● **What is expected**
Copy each of the entries below faithfully, setting aside any pictures.

● **Dataset records**

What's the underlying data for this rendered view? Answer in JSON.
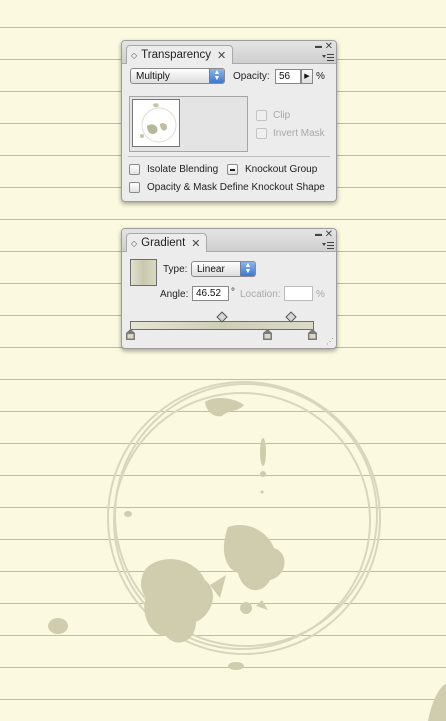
{
  "transparency_panel": {
    "tab_title": "Transparency",
    "blend_mode": "Multiply",
    "opacity_label": "Opacity:",
    "opacity_value": "56",
    "percent": "%",
    "clip_label": "Clip",
    "invert_mask_label": "Invert Mask",
    "isolate_blending_label": "Isolate Blending",
    "knockout_group_label": "Knockout Group",
    "opacity_mask_label": "Opacity & Mask Define Knockout Shape",
    "knockout_group_state": "mixed"
  },
  "gradient_panel": {
    "tab_title": "Gradient",
    "type_label": "Type:",
    "type_value": "Linear",
    "angle_label": "Angle:",
    "angle_value": "46.52",
    "degree_symbol": "°",
    "location_label": "Location:",
    "location_value": "",
    "percent": "%",
    "stops": [
      0,
      0.75,
      1
    ],
    "midpoints": [
      0.5,
      0.88
    ]
  },
  "icons": {
    "tab_diamond": "◇",
    "tab_close": "✕",
    "collapse": "▬",
    "close": "✕",
    "panel_menu": "panel-menu-icon"
  },
  "colors": {
    "paper": "#fbf9df",
    "rule_lines": "#8fc8ea",
    "stain": "#c9c7a6",
    "select_accent": "#3c78cf"
  }
}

● **Solution to the exercise**
What's the underlying data for this rendered view? Answer in JSON.
{
  "transparency_panel": {
    "tab_title": "Transparency",
    "blend_mode": "Multiply",
    "opacity_label": "Opacity:",
    "opacity_value": "56",
    "percent": "%",
    "clip_label": "Clip",
    "invert_mask_label": "Invert Mask",
    "isolate_blending_label": "Isolate Blending",
    "knockout_group_label": "Knockout Group",
    "opacity_mask_label": "Opacity & Mask Define Knockout Shape",
    "knockout_group_state": "mixed"
  },
  "gradient_panel": {
    "tab_title": "Gradient",
    "type_label": "Type:",
    "type_value": "Linear",
    "angle_label": "Angle:",
    "angle_value": "46.52",
    "degree_symbol": "°",
    "location_label": "Location:",
    "location_value": "",
    "percent": "%",
    "stops": [
      0,
      0.75,
      1
    ],
    "midpoints": [
      0.5,
      0.88
    ]
  },
  "icons": {
    "tab_diamond": "◇",
    "tab_close": "✕",
    "collapse": "▬",
    "close": "✕",
    "panel_menu": "panel-menu-icon"
  },
  "colors": {
    "paper": "#fbf9df",
    "rule_lines": "#8fc8ea",
    "stain": "#c9c7a6",
    "select_accent": "#3c78cf"
  }
}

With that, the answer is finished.